TASK DESCRIPTION -
Copy every line of the data that includes the string "cortex".

INPUT ROWS -
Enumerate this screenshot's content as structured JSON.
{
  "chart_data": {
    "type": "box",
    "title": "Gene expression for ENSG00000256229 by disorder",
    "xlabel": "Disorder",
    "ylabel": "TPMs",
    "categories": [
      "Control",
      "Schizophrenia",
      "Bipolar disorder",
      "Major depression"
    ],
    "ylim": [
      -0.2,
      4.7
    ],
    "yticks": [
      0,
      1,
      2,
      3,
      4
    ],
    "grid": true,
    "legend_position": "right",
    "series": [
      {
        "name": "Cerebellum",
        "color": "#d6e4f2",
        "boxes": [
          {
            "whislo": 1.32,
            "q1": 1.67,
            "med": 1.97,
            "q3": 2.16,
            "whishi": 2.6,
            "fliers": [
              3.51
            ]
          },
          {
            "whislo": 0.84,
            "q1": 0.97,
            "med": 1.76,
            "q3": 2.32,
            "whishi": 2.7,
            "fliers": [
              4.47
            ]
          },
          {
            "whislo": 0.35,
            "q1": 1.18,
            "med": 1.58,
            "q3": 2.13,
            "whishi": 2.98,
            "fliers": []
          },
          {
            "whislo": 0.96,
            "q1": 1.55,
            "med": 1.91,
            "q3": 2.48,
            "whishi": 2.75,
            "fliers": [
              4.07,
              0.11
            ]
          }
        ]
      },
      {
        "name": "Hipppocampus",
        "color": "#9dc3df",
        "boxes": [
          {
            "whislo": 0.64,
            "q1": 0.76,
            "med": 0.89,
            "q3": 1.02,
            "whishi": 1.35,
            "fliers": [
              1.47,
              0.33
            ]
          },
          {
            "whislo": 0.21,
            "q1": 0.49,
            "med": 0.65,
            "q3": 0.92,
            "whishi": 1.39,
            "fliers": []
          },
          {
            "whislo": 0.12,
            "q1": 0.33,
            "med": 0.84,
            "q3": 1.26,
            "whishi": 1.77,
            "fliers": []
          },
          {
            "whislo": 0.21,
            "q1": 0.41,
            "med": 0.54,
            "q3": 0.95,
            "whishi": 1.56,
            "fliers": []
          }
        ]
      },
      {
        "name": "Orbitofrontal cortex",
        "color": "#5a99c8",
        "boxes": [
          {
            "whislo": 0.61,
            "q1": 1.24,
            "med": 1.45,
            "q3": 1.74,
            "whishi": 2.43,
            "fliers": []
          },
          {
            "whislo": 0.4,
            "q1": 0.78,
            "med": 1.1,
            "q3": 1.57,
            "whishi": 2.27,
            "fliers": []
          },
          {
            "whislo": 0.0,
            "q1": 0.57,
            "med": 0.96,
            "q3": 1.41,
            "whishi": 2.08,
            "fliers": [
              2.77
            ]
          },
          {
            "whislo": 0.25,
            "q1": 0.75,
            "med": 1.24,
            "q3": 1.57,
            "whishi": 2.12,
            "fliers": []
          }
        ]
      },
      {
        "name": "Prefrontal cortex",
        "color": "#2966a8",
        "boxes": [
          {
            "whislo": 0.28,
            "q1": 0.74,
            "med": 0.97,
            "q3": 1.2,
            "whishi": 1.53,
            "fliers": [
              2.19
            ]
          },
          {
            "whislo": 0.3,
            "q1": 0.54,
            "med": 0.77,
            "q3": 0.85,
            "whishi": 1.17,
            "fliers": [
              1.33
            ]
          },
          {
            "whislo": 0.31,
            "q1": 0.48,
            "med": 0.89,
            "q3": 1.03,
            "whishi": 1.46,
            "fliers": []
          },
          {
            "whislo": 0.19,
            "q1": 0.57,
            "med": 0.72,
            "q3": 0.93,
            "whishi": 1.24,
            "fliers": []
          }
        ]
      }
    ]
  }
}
* * *
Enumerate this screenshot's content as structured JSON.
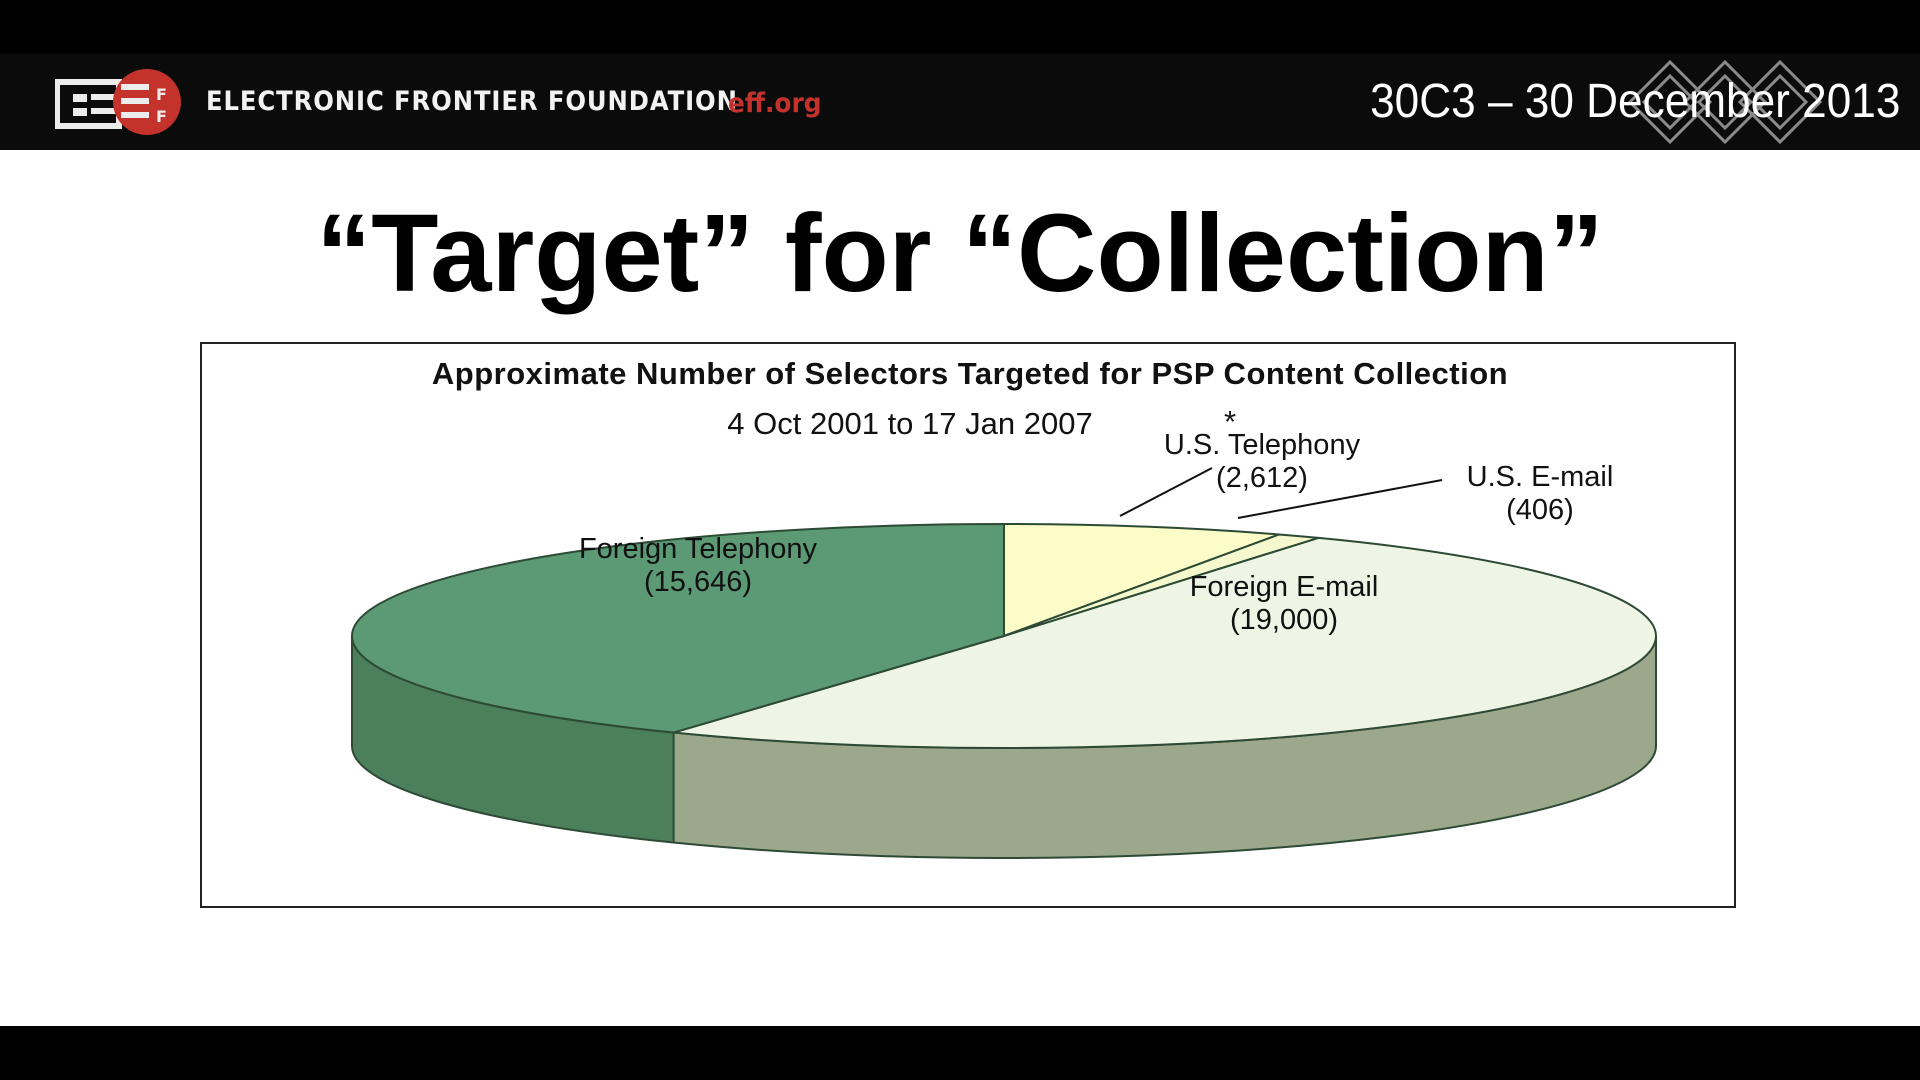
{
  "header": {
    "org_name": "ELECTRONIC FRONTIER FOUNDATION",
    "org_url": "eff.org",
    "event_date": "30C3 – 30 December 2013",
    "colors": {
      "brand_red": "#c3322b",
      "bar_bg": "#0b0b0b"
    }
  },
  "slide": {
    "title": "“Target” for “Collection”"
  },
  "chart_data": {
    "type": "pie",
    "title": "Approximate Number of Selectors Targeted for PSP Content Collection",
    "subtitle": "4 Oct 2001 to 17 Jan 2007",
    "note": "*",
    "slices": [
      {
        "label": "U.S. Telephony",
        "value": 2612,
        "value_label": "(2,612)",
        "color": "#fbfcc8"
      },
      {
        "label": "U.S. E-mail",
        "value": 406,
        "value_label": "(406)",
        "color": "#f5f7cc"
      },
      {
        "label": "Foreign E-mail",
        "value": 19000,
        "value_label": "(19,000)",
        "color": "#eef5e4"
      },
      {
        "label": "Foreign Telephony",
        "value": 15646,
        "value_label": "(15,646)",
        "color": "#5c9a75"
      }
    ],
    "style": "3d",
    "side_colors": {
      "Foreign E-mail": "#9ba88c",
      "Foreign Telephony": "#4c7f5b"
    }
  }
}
...
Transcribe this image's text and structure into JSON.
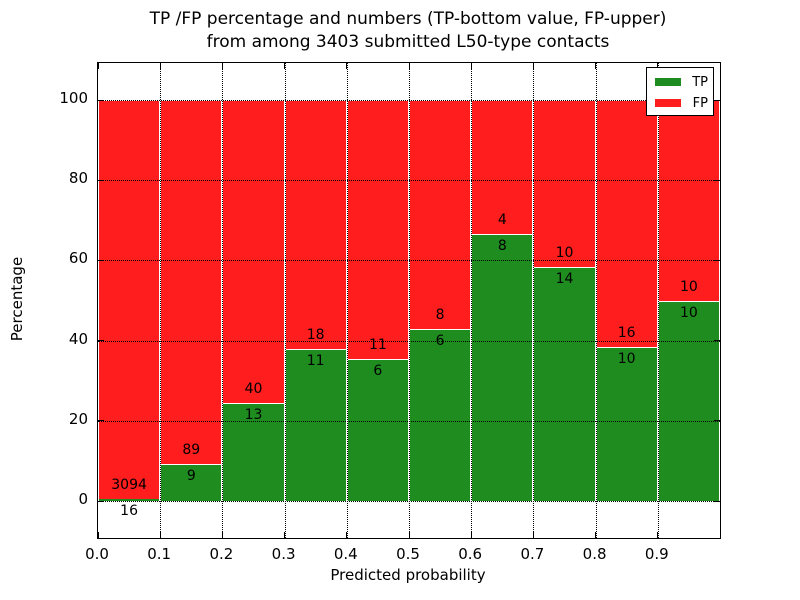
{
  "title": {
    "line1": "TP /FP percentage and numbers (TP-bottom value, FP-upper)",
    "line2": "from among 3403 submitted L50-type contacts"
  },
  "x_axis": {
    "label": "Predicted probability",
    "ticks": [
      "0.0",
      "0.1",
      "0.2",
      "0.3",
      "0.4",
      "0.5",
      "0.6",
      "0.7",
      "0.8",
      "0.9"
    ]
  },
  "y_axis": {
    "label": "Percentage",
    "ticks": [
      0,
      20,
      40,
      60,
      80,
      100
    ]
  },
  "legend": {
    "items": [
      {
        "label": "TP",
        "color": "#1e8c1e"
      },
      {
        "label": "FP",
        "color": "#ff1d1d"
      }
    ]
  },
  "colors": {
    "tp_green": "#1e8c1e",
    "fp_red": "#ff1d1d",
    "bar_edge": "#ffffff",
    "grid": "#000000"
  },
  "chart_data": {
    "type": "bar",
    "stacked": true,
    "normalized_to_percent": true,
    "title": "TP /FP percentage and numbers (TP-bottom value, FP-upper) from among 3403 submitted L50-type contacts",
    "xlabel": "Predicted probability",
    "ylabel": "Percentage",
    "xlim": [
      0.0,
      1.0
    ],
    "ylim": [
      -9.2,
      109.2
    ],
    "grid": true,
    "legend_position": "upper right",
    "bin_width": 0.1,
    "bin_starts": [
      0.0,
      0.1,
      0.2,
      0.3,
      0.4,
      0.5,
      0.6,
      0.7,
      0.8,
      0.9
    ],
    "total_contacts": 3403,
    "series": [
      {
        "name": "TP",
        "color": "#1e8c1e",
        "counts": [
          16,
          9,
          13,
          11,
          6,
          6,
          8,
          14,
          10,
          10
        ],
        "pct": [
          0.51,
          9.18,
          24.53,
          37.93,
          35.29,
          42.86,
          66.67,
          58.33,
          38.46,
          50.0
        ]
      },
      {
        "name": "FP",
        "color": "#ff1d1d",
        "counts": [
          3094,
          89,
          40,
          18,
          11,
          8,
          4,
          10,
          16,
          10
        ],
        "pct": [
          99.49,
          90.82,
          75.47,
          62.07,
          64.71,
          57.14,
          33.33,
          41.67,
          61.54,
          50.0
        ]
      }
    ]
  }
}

EXERCISE RESULT -
        "name": "Orbitofrontal cortex",
        "name": "Prefrontal cortex",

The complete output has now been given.